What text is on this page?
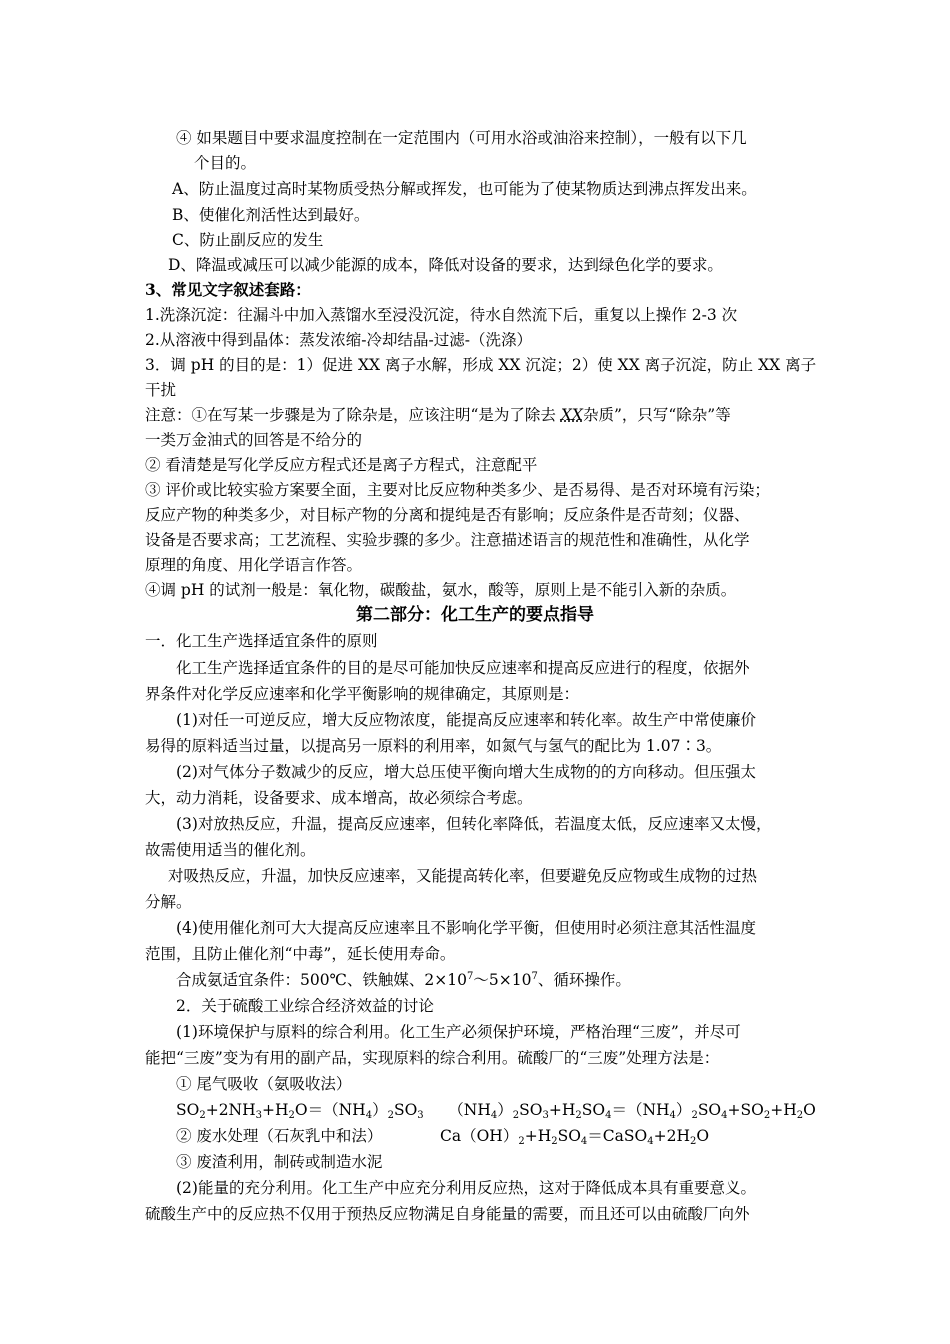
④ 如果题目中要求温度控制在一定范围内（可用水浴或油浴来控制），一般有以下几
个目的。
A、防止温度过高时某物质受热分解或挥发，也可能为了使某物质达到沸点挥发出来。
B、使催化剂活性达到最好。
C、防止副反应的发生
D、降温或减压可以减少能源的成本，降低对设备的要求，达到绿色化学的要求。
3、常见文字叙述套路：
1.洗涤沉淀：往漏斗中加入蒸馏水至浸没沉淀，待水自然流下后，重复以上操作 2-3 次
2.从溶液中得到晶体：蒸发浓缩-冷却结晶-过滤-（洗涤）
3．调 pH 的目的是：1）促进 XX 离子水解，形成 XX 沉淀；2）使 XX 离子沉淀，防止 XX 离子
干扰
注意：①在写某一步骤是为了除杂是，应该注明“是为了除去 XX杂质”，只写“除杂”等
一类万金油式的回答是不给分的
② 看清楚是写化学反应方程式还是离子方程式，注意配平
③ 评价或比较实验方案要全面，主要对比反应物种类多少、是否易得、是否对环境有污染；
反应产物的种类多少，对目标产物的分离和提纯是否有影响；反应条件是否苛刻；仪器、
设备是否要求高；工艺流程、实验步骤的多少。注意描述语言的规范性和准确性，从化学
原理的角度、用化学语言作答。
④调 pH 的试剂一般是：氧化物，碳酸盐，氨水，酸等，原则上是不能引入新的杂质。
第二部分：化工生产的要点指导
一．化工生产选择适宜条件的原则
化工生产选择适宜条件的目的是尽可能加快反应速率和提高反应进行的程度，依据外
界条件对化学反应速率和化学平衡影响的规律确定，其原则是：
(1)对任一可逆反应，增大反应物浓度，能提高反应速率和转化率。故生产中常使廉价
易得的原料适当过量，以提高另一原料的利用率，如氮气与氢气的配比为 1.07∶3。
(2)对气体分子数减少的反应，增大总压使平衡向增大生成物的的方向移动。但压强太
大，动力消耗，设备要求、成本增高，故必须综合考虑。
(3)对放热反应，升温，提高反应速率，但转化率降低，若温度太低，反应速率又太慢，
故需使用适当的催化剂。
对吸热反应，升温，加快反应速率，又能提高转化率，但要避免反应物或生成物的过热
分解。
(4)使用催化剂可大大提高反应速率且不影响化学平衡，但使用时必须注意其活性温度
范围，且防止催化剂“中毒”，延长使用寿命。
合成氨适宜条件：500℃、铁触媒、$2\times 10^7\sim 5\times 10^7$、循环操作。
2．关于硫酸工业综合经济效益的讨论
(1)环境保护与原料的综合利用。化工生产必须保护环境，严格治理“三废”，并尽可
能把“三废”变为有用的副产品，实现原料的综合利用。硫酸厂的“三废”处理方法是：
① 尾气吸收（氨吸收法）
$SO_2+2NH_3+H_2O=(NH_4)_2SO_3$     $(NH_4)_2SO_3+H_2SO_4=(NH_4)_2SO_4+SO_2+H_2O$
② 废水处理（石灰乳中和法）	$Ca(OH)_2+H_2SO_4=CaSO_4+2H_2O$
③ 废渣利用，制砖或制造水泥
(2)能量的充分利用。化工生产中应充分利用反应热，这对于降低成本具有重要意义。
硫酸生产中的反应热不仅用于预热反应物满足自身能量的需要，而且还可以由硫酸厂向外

#####

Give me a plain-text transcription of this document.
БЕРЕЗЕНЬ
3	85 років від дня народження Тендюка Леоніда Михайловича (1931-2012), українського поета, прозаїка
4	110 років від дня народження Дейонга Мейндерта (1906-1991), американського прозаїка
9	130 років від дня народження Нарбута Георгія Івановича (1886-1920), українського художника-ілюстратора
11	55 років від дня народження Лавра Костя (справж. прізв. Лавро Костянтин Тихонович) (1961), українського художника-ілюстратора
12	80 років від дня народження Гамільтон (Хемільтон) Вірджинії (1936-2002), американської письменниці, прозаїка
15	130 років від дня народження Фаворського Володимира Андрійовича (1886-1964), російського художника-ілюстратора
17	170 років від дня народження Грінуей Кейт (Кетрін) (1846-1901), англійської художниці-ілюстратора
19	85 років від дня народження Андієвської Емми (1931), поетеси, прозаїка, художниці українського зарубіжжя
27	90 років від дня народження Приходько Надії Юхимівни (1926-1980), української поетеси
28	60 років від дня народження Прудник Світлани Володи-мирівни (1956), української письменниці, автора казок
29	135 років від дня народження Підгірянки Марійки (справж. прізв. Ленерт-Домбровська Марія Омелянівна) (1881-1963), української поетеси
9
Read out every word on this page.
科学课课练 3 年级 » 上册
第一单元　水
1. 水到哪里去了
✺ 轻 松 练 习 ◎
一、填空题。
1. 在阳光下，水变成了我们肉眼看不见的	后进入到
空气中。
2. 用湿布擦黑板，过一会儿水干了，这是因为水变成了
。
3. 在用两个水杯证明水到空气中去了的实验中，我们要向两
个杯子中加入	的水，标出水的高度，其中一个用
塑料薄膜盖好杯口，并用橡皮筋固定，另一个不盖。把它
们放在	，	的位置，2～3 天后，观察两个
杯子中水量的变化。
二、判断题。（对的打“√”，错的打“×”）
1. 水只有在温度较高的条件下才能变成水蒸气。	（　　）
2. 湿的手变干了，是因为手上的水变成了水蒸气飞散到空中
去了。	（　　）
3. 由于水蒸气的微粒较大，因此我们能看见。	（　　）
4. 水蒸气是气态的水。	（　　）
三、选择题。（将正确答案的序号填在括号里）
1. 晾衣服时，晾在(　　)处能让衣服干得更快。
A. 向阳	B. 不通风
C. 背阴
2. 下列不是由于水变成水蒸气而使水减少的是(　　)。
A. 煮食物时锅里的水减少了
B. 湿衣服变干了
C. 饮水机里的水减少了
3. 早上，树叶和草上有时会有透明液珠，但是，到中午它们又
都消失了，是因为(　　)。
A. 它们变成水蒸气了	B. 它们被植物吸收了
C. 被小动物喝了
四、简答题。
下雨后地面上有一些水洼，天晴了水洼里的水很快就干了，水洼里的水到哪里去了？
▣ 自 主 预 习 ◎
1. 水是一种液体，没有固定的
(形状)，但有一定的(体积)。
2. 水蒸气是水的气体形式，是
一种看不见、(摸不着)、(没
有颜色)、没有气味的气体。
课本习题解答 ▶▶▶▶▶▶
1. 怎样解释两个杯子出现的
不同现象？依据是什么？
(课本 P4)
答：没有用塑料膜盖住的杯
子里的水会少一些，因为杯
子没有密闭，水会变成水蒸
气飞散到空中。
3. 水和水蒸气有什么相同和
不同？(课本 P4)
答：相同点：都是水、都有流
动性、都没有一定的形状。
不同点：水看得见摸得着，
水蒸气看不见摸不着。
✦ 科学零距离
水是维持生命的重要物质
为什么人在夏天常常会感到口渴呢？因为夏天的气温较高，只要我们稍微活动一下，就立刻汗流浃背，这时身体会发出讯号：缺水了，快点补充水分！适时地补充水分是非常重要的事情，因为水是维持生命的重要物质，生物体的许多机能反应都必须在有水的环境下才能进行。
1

#####

## Work required
Reply with only the number of lines in the entries that contain the word "поетеси".

## Task output
3